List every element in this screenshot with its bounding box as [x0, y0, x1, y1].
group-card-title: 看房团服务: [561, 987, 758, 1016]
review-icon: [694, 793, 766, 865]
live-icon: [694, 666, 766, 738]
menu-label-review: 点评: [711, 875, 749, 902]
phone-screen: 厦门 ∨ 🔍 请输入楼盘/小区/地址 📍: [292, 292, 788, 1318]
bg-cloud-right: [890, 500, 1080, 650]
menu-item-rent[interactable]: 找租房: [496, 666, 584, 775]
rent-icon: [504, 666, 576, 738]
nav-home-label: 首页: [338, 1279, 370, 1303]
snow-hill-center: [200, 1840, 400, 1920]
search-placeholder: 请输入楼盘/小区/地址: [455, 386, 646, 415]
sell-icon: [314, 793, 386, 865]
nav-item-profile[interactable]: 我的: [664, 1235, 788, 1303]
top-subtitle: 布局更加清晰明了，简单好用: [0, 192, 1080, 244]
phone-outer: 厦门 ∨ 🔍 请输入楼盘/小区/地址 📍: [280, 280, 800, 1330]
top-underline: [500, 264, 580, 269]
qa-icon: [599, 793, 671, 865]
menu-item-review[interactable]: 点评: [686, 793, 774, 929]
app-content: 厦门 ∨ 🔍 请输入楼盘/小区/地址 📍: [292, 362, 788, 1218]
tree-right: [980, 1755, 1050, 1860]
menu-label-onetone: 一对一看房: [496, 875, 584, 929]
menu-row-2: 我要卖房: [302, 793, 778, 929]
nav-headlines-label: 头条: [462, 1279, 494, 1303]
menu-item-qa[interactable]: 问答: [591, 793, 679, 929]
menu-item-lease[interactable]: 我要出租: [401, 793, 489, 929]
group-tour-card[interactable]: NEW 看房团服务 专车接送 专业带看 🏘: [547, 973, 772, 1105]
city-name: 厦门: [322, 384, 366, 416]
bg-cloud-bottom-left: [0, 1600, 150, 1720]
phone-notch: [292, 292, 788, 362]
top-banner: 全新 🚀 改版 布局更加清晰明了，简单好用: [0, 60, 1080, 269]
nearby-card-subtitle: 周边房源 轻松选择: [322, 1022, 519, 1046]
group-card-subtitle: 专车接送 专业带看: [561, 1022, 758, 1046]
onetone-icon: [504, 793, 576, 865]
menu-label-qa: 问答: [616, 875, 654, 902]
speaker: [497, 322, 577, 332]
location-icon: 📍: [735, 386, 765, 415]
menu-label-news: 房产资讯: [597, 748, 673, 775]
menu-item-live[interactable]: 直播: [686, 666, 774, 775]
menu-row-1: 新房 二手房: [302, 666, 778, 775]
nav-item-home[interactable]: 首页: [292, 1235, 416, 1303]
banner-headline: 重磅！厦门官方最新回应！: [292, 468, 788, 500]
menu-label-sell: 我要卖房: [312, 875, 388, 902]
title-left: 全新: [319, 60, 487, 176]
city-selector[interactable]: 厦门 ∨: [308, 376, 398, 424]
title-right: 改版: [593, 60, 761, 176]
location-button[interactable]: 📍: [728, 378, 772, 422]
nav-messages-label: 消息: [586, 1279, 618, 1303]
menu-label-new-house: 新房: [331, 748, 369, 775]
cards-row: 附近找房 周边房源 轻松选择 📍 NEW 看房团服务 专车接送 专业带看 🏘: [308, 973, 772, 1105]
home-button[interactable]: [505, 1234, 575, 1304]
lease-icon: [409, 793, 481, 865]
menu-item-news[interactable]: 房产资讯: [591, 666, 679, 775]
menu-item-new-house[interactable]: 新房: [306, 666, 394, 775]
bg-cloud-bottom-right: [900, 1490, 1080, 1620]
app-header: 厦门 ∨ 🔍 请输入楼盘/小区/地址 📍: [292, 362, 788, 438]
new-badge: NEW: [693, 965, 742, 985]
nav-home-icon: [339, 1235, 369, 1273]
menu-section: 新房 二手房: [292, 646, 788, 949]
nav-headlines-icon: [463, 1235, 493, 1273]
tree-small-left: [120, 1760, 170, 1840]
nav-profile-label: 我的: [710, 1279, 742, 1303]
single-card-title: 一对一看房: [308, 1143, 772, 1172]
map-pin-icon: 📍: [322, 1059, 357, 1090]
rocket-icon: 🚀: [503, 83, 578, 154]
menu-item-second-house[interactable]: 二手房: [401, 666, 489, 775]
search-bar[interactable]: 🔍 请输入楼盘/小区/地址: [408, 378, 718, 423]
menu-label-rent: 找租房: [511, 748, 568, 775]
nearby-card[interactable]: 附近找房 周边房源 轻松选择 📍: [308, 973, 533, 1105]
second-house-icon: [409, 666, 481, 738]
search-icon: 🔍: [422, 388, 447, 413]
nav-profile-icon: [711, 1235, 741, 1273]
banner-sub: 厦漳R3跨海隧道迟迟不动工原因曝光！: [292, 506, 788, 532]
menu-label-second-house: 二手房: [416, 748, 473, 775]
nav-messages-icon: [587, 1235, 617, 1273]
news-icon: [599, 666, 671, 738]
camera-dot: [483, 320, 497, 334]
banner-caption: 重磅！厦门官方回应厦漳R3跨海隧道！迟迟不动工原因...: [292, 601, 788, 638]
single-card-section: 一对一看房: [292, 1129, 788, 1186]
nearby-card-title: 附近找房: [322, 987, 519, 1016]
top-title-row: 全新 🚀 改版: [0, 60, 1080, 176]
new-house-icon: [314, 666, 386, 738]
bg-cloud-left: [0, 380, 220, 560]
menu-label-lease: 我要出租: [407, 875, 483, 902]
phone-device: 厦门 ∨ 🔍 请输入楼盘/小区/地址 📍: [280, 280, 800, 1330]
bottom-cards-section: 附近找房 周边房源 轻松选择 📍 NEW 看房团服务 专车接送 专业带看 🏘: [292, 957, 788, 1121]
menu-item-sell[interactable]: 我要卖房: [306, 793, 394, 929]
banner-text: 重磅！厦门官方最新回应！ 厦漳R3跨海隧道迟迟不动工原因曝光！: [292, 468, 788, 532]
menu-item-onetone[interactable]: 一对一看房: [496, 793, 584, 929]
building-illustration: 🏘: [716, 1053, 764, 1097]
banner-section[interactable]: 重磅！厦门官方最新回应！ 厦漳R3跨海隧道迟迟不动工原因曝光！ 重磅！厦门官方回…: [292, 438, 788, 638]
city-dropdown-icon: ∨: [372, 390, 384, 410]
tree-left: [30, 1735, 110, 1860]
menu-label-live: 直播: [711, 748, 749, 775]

____________

Reproduce verbatim everything from the beginning of the entries above down to and including the line containing "bg-cloud-right: [890, 500, 1080, 650]".

■ Written reply ■
List every element in this screenshot with its bounding box as [x0, y0, x1, y1].
group-card-title: 看房团服务: [561, 987, 758, 1016]
review-icon: [694, 793, 766, 865]
live-icon: [694, 666, 766, 738]
menu-label-review: 点评: [711, 875, 749, 902]
phone-screen: 厦门 ∨ 🔍 请输入楼盘/小区/地址 📍: [292, 292, 788, 1318]
bg-cloud-right: [890, 500, 1080, 650]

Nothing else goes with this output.